> [Direction]:
Write out the whole listing, matching it exactly.
============================================================
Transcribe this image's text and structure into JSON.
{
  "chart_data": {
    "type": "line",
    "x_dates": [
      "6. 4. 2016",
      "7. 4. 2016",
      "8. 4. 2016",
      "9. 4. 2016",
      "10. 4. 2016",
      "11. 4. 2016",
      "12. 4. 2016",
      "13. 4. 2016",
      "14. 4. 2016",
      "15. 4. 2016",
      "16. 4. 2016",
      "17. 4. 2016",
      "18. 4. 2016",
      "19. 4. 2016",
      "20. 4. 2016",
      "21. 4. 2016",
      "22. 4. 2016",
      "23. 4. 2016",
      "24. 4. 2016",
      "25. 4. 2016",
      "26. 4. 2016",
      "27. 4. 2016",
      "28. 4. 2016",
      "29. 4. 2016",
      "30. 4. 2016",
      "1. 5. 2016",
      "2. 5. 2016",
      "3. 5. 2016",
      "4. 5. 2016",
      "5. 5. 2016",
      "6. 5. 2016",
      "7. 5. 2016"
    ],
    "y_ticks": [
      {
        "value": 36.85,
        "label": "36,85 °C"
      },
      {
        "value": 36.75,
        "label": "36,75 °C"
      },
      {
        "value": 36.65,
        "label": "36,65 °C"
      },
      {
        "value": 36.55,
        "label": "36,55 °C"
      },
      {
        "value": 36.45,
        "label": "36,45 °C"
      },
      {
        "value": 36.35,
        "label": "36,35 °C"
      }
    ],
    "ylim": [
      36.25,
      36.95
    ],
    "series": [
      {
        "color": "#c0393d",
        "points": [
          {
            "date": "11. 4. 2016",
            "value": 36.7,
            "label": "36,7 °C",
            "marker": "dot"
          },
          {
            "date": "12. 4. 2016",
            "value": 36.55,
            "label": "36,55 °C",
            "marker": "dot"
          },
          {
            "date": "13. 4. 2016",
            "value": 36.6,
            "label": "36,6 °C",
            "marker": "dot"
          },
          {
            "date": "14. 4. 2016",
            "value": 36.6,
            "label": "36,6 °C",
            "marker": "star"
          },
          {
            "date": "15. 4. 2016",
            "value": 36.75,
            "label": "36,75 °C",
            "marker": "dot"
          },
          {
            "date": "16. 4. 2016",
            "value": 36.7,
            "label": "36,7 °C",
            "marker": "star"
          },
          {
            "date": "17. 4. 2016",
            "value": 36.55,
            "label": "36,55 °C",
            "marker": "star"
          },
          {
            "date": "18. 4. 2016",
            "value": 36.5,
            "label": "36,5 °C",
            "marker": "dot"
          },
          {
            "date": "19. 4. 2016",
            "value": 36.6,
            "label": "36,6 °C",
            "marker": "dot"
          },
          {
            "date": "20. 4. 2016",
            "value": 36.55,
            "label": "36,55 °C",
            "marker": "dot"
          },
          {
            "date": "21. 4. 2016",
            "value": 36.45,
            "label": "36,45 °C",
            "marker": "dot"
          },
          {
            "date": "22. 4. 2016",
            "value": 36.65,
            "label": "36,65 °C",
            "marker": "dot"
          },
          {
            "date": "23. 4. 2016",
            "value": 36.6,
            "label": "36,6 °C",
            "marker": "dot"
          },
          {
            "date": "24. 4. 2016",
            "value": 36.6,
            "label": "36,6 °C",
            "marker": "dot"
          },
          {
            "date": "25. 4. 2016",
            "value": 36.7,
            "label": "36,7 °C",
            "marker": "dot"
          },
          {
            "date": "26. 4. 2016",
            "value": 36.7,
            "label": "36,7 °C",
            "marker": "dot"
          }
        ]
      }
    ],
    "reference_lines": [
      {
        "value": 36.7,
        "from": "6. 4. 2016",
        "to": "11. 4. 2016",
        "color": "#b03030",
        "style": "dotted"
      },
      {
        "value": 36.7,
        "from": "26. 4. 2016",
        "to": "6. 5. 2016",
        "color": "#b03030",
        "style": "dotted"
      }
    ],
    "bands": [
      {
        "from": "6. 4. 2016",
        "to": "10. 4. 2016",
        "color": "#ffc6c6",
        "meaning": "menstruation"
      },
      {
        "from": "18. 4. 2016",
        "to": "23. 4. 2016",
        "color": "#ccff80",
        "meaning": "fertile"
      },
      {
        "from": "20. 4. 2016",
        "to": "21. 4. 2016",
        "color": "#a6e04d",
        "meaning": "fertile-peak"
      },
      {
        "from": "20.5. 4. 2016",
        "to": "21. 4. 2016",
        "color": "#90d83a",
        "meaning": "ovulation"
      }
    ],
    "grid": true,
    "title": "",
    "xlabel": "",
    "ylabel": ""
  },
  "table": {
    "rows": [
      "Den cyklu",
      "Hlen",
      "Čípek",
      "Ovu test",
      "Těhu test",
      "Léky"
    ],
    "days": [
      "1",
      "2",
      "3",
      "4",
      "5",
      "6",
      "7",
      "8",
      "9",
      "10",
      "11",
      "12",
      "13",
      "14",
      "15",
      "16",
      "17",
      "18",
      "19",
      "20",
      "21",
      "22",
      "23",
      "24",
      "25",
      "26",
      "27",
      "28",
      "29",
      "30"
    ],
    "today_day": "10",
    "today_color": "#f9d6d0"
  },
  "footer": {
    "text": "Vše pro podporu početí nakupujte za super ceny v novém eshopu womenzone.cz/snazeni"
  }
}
============================================================
> [Expected output]:
Transcribe this image's text and structure into JSON.
{
  "chart_data": {
    "type": "line",
    "x_dates": [
      "6. 4. 2016",
      "7. 4. 2016",
      "8. 4. 2016",
      "9. 4. 2016",
      "10. 4. 2016",
      "11. 4. 2016",
      "12. 4. 2016",
      "13. 4. 2016",
      "14. 4. 2016",
      "15. 4. 2016",
      "16. 4. 2016",
      "17. 4. 2016",
      "18. 4. 2016",
      "19. 4. 2016",
      "20. 4. 2016",
      "21. 4. 2016",
      "22. 4. 2016",
      "23. 4. 2016",
      "24. 4. 2016",
      "25. 4. 2016",
      "26. 4. 2016",
      "27. 4. 2016",
      "28. 4. 2016",
      "29. 4. 2016",
      "30. 4. 2016",
      "1. 5. 2016",
      "2. 5. 2016",
      "3. 5. 2016",
      "4. 5. 2016",
      "5. 5. 2016",
      "6. 5. 2016",
      "7. 5. 2016"
    ],
    "y_ticks": [
      {
        "value": 36.85,
        "label": "36,85 °C"
      },
      {
        "value": 36.75,
        "label": "36,75 °C"
      },
      {
        "value": 36.65,
        "label": "36,65 °C"
      },
      {
        "value": 36.55,
        "label": "36,55 °C"
      },
      {
        "value": 36.45,
        "label": "36,45 °C"
      },
      {
        "value": 36.35,
        "label": "36,35 °C"
      }
    ],
    "ylim": [
      36.25,
      36.95
    ],
    "series": [
      {
        "color": "#c0393d",
        "points": [
          {
            "date": "11. 4. 2016",
            "value": 36.7,
            "label": "36,7 °C",
            "marker": "dot"
          },
          {
            "date": "12. 4. 2016",
            "value": 36.55,
            "label": "36,55 °C",
            "marker": "dot"
          },
          {
            "date": "13. 4. 2016",
            "value": 36.6,
            "label": "36,6 °C",
            "marker": "dot"
          },
          {
            "date": "14. 4. 2016",
            "value": 36.6,
            "label": "36,6 °C",
            "marker": "star"
          },
          {
            "date": "15. 4. 2016",
            "value": 36.75,
            "label": "36,75 °C",
            "marker": "dot"
          },
          {
            "date": "16. 4. 2016",
            "value": 36.7,
            "label": "36,7 °C",
            "marker": "star"
          },
          {
            "date": "17. 4. 2016",
            "value": 36.55,
            "label": "36,55 °C",
            "marker": "star"
          },
          {
            "date": "18. 4. 2016",
            "value": 36.5,
            "label": "36,5 °C",
            "marker": "dot"
          },
          {
            "date": "19. 4. 2016",
            "value": 36.6,
            "label": "36,6 °C",
            "marker": "dot"
          },
          {
            "date": "20. 4. 2016",
            "value": 36.55,
            "label": "36,55 °C",
            "marker": "dot"
          },
          {
            "date": "21. 4. 2016",
            "value": 36.45,
            "label": "36,45 °C",
            "marker": "dot"
          },
          {
            "date": "22. 4. 2016",
            "value": 36.65,
            "label": "36,65 °C",
            "marker": "dot"
          },
          {
            "date": "23. 4. 2016",
            "value": 36.6,
            "label": "36,6 °C",
            "marker": "dot"
          },
          {
            "date": "24. 4. 2016",
            "value": 36.6,
            "label": "36,6 °C",
            "marker": "dot"
          },
          {
            "date": "25. 4. 2016",
            "value": 36.7,
            "label": "36,7 °C",
            "marker": "dot"
          },
          {
            "date": "26. 4. 2016",
            "value": 36.7,
            "label": "36,7 °C",
            "marker": "dot"
          }
        ]
      }
    ],
    "reference_lines": [
      {
        "value": 36.7,
        "from": "6. 4. 2016",
        "to": "11. 4. 2016",
        "color": "#b03030",
        "style": "dotted"
      },
      {
        "value": 36.7,
        "from": "26. 4. 2016",
        "to": "6. 5. 2016",
        "color": "#b03030",
        "style": "dotted"
      }
    ],
    "bands": [
      {
        "from": "6. 4. 2016",
        "to": "10. 4. 2016",
        "color": "#ffc6c6",
        "meaning": "menstruation"
      },
      {
        "from": "18. 4. 2016",
        "to": "23. 4. 2016",
        "color": "#ccff80",
        "meaning": "fertile"
      },
      {
        "from": "20. 4. 2016",
        "to": "21. 4. 2016",
        "color": "#a6e04d",
        "meaning": "fertile-peak"
      },
      {
        "from": "20.5. 4. 2016",
        "to": "21. 4. 2016",
        "color": "#90d83a",
        "meaning": "ovulation"
      }
    ],
    "grid": true,
    "title": "",
    "xlabel": "",
    "ylabel": ""
  },
  "table": {
    "rows": [
      "Den cyklu",
      "Hlen",
      "Čípek",
      "Ovu test",
      "Těhu test",
      "Léky"
    ],
    "days": [
      "1",
      "2",
      "3",
      "4",
      "5",
      "6",
      "7",
      "8",
      "9",
      "10",
      "11",
      "12",
      "13",
      "14",
      "15",
      "16",
      "17",
      "18",
      "19",
      "20",
      "21",
      "22",
      "23",
      "24",
      "25",
      "26",
      "27",
      "28",
      "29",
      "30"
    ],
    "today_day": "10",
    "today_color": "#f9d6d0"
  },
  "footer": {
    "text": "Vše pro podporu početí nakupujte za super ceny v novém eshopu womenzone.cz/snazeni"
  }
}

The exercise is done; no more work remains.